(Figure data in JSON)
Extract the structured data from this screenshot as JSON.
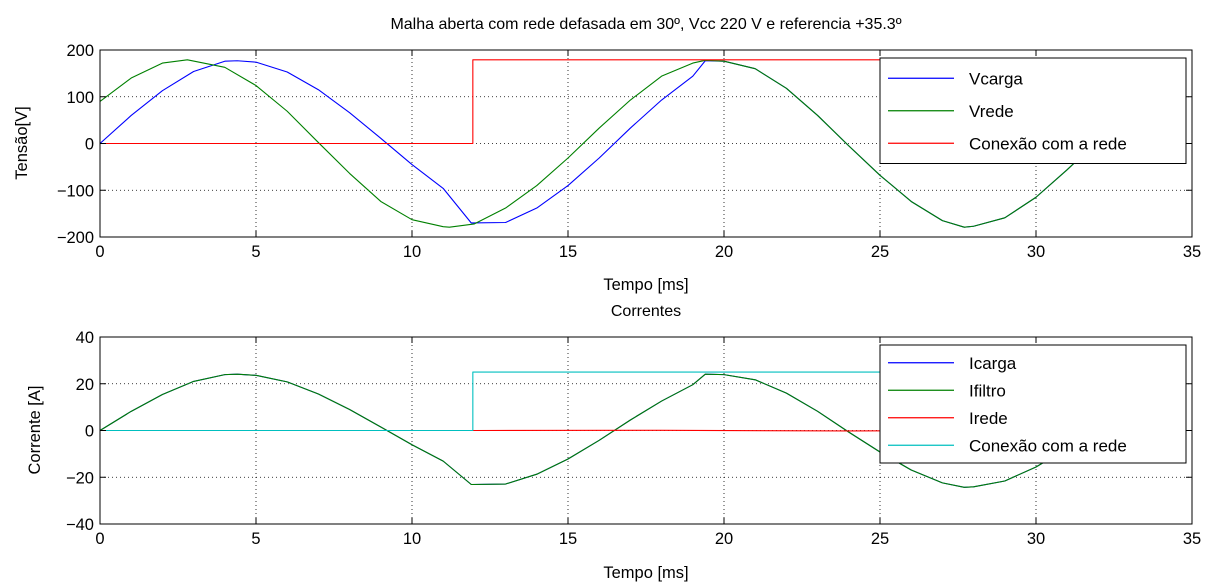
{
  "chart_data": [
    {
      "type": "line",
      "title": "Malha aberta com rede defasada em 30º, Vcc 220 V e referencia +35.3º",
      "xlabel": "Tempo [ms]",
      "ylabel": "Tensão[V]",
      "xlim": [
        0,
        35
      ],
      "ylim": [
        -200,
        200
      ],
      "xticks": [
        "0",
        "5",
        "10",
        "15",
        "20",
        "25",
        "30",
        "35"
      ],
      "yticks": [
        "−200",
        "−100",
        "0",
        "100",
        "200"
      ],
      "grid": true,
      "legend_position": "top-right",
      "series": [
        {
          "name": "Vcarga",
          "color": "#0000ff",
          "x": [
            0,
            1,
            2,
            3,
            4,
            4.4,
            5,
            6,
            7,
            8,
            9,
            10,
            11,
            11.9,
            13,
            14,
            15,
            16,
            17,
            18,
            19,
            19.4,
            20,
            21,
            22,
            23,
            24,
            25,
            26,
            27,
            27.7,
            28,
            29,
            30,
            31,
            32,
            33.3
          ],
          "y": [
            0,
            60,
            113,
            154,
            176,
            177,
            174,
            153,
            115,
            66,
            11,
            -45,
            -96,
            -170,
            -169,
            -138,
            -90,
            -31,
            33,
            93,
            144,
            177,
            176,
            160,
            118,
            60,
            -5,
            -68,
            -124,
            -165,
            -179,
            -177,
            -159,
            -115,
            -56,
            7,
            110
          ]
        },
        {
          "name": "Vrede",
          "color": "#008000",
          "x": [
            0,
            1,
            2,
            2.8,
            4,
            5,
            6,
            7,
            8,
            9,
            10,
            11,
            11.2,
            12,
            13,
            14,
            15,
            16,
            17,
            18,
            19,
            19.4,
            20,
            21,
            22,
            23,
            24,
            25,
            26,
            27,
            27.7,
            28,
            29,
            30,
            31,
            32,
            33.3
          ],
          "y": [
            90,
            140,
            172,
            179,
            163,
            124,
            69,
            2,
            -64,
            -124,
            -163,
            -178,
            -179,
            -172,
            -138,
            -90,
            -31,
            33,
            93,
            144,
            172,
            178,
            176,
            160,
            118,
            60,
            -5,
            -68,
            -124,
            -165,
            -179,
            -177,
            -159,
            -115,
            -56,
            7,
            110
          ]
        },
        {
          "name": "Conexão com a rede",
          "color": "#ff0000",
          "x": [
            0,
            11.95,
            11.95,
            33.3
          ],
          "y": [
            0,
            0,
            179,
            179
          ]
        }
      ]
    },
    {
      "type": "line",
      "title": "Correntes",
      "xlabel": "Tempo [ms]",
      "ylabel": "Corrente [A]",
      "xlim": [
        0,
        35
      ],
      "ylim": [
        -40,
        40
      ],
      "xticks": [
        "0",
        "5",
        "10",
        "15",
        "20",
        "25",
        "30",
        "35"
      ],
      "yticks": [
        "−40",
        "−20",
        "0",
        "20",
        "40"
      ],
      "grid": true,
      "legend_position": "top-right",
      "series": [
        {
          "name": "Icarga",
          "color": "#0000ff",
          "x": [
            0,
            1,
            2,
            3,
            4,
            4.4,
            5,
            6,
            7,
            8,
            9,
            10,
            11,
            11.9,
            13,
            14,
            15,
            16,
            17,
            18,
            19,
            19.4,
            20,
            21,
            22,
            23,
            24,
            25,
            26,
            27,
            27.7,
            28,
            29,
            30,
            31,
            32,
            33.3
          ],
          "y": [
            0,
            8.2,
            15.4,
            21,
            23.9,
            24.1,
            23.6,
            20.8,
            15.6,
            9,
            1.5,
            -6.1,
            -13.1,
            -23.1,
            -22.9,
            -18.7,
            -12.2,
            -4.2,
            4.5,
            12.6,
            19.6,
            24.1,
            23.9,
            21.7,
            16,
            8.2,
            -0.7,
            -9.2,
            -16.9,
            -22.4,
            -24.3,
            -24.1,
            -21.6,
            -15.6,
            -7.6,
            1,
            15
          ]
        },
        {
          "name": "Ifiltro",
          "color": "#008000",
          "x": [
            0,
            1,
            2,
            3,
            4,
            4.4,
            5,
            6,
            7,
            8,
            9,
            10,
            11,
            11.9,
            13,
            14,
            15,
            16,
            17,
            18,
            19,
            19.4,
            20,
            21,
            22,
            23,
            24,
            25,
            26,
            27,
            27.7,
            28,
            29,
            30,
            31,
            32,
            33.3
          ],
          "y": [
            0,
            8.2,
            15.4,
            21,
            23.9,
            24.1,
            23.6,
            20.8,
            15.6,
            9,
            1.5,
            -6.1,
            -13.1,
            -23.1,
            -22.9,
            -18.7,
            -12.2,
            -4.2,
            4.5,
            12.6,
            19.6,
            24.1,
            23.9,
            21.7,
            16,
            8.2,
            -0.7,
            -9.2,
            -16.9,
            -22.4,
            -24.3,
            -24.1,
            -21.6,
            -15.6,
            -7.6,
            1,
            15
          ]
        },
        {
          "name": "Irede",
          "color": "#ff0000",
          "x": [
            0,
            12,
            18,
            24,
            28,
            33.3
          ],
          "y": [
            0,
            0,
            0.1,
            -0.2,
            0,
            0
          ]
        },
        {
          "name": "Conexão com a rede",
          "color": "#00bfbf",
          "x": [
            0,
            11.95,
            11.95,
            33.3
          ],
          "y": [
            0,
            0,
            25,
            25
          ]
        }
      ]
    }
  ]
}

- **What the exercise asks**: Do not include images; quote all of the entries above exactly.

- **Solved problem**:
Extract the structured data from this screenshot as JSON.
{
  "chart_data": [
    {
      "type": "line",
      "title": "Malha aberta com rede defasada em 30º, Vcc 220 V e referencia +35.3º",
      "xlabel": "Tempo [ms]",
      "ylabel": "Tensão[V]",
      "xlim": [
        0,
        35
      ],
      "ylim": [
        -200,
        200
      ],
      "xticks": [
        "0",
        "5",
        "10",
        "15",
        "20",
        "25",
        "30",
        "35"
      ],
      "yticks": [
        "−200",
        "−100",
        "0",
        "100",
        "200"
      ],
      "grid": true,
      "legend_position": "top-right",
      "series": [
        {
          "name": "Vcarga",
          "color": "#0000ff",
          "x": [
            0,
            1,
            2,
            3,
            4,
            4.4,
            5,
            6,
            7,
            8,
            9,
            10,
            11,
            11.9,
            13,
            14,
            15,
            16,
            17,
            18,
            19,
            19.4,
            20,
            21,
            22,
            23,
            24,
            25,
            26,
            27,
            27.7,
            28,
            29,
            30,
            31,
            32,
            33.3
          ],
          "y": [
            0,
            60,
            113,
            154,
            176,
            177,
            174,
            153,
            115,
            66,
            11,
            -45,
            -96,
            -170,
            -169,
            -138,
            -90,
            -31,
            33,
            93,
            144,
            177,
            176,
            160,
            118,
            60,
            -5,
            -68,
            -124,
            -165,
            -179,
            -177,
            -159,
            -115,
            -56,
            7,
            110
          ]
        },
        {
          "name": "Vrede",
          "color": "#008000",
          "x": [
            0,
            1,
            2,
            2.8,
            4,
            5,
            6,
            7,
            8,
            9,
            10,
            11,
            11.2,
            12,
            13,
            14,
            15,
            16,
            17,
            18,
            19,
            19.4,
            20,
            21,
            22,
            23,
            24,
            25,
            26,
            27,
            27.7,
            28,
            29,
            30,
            31,
            32,
            33.3
          ],
          "y": [
            90,
            140,
            172,
            179,
            163,
            124,
            69,
            2,
            -64,
            -124,
            -163,
            -178,
            -179,
            -172,
            -138,
            -90,
            -31,
            33,
            93,
            144,
            172,
            178,
            176,
            160,
            118,
            60,
            -5,
            -68,
            -124,
            -165,
            -179,
            -177,
            -159,
            -115,
            -56,
            7,
            110
          ]
        },
        {
          "name": "Conexão com a rede",
          "color": "#ff0000",
          "x": [
            0,
            11.95,
            11.95,
            33.3
          ],
          "y": [
            0,
            0,
            179,
            179
          ]
        }
      ]
    },
    {
      "type": "line",
      "title": "Correntes",
      "xlabel": "Tempo [ms]",
      "ylabel": "Corrente [A]",
      "xlim": [
        0,
        35
      ],
      "ylim": [
        -40,
        40
      ],
      "xticks": [
        "0",
        "5",
        "10",
        "15",
        "20",
        "25",
        "30",
        "35"
      ],
      "yticks": [
        "−40",
        "−20",
        "0",
        "20",
        "40"
      ],
      "grid": true,
      "legend_position": "top-right",
      "series": [
        {
          "name": "Icarga",
          "color": "#0000ff",
          "x": [
            0,
            1,
            2,
            3,
            4,
            4.4,
            5,
            6,
            7,
            8,
            9,
            10,
            11,
            11.9,
            13,
            14,
            15,
            16,
            17,
            18,
            19,
            19.4,
            20,
            21,
            22,
            23,
            24,
            25,
            26,
            27,
            27.7,
            28,
            29,
            30,
            31,
            32,
            33.3
          ],
          "y": [
            0,
            8.2,
            15.4,
            21,
            23.9,
            24.1,
            23.6,
            20.8,
            15.6,
            9,
            1.5,
            -6.1,
            -13.1,
            -23.1,
            -22.9,
            -18.7,
            -12.2,
            -4.2,
            4.5,
            12.6,
            19.6,
            24.1,
            23.9,
            21.7,
            16,
            8.2,
            -0.7,
            -9.2,
            -16.9,
            -22.4,
            -24.3,
            -24.1,
            -21.6,
            -15.6,
            -7.6,
            1,
            15
          ]
        },
        {
          "name": "Ifiltro",
          "color": "#008000",
          "x": [
            0,
            1,
            2,
            3,
            4,
            4.4,
            5,
            6,
            7,
            8,
            9,
            10,
            11,
            11.9,
            13,
            14,
            15,
            16,
            17,
            18,
            19,
            19.4,
            20,
            21,
            22,
            23,
            24,
            25,
            26,
            27,
            27.7,
            28,
            29,
            30,
            31,
            32,
            33.3
          ],
          "y": [
            0,
            8.2,
            15.4,
            21,
            23.9,
            24.1,
            23.6,
            20.8,
            15.6,
            9,
            1.5,
            -6.1,
            -13.1,
            -23.1,
            -22.9,
            -18.7,
            -12.2,
            -4.2,
            4.5,
            12.6,
            19.6,
            24.1,
            23.9,
            21.7,
            16,
            8.2,
            -0.7,
            -9.2,
            -16.9,
            -22.4,
            -24.3,
            -24.1,
            -21.6,
            -15.6,
            -7.6,
            1,
            15
          ]
        },
        {
          "name": "Irede",
          "color": "#ff0000",
          "x": [
            0,
            12,
            18,
            24,
            28,
            33.3
          ],
          "y": [
            0,
            0,
            0.1,
            -0.2,
            0,
            0
          ]
        },
        {
          "name": "Conexão com a rede",
          "color": "#00bfbf",
          "x": [
            0,
            11.95,
            11.95,
            33.3
          ],
          "y": [
            0,
            0,
            25,
            25
          ]
        }
      ]
    }
  ]
}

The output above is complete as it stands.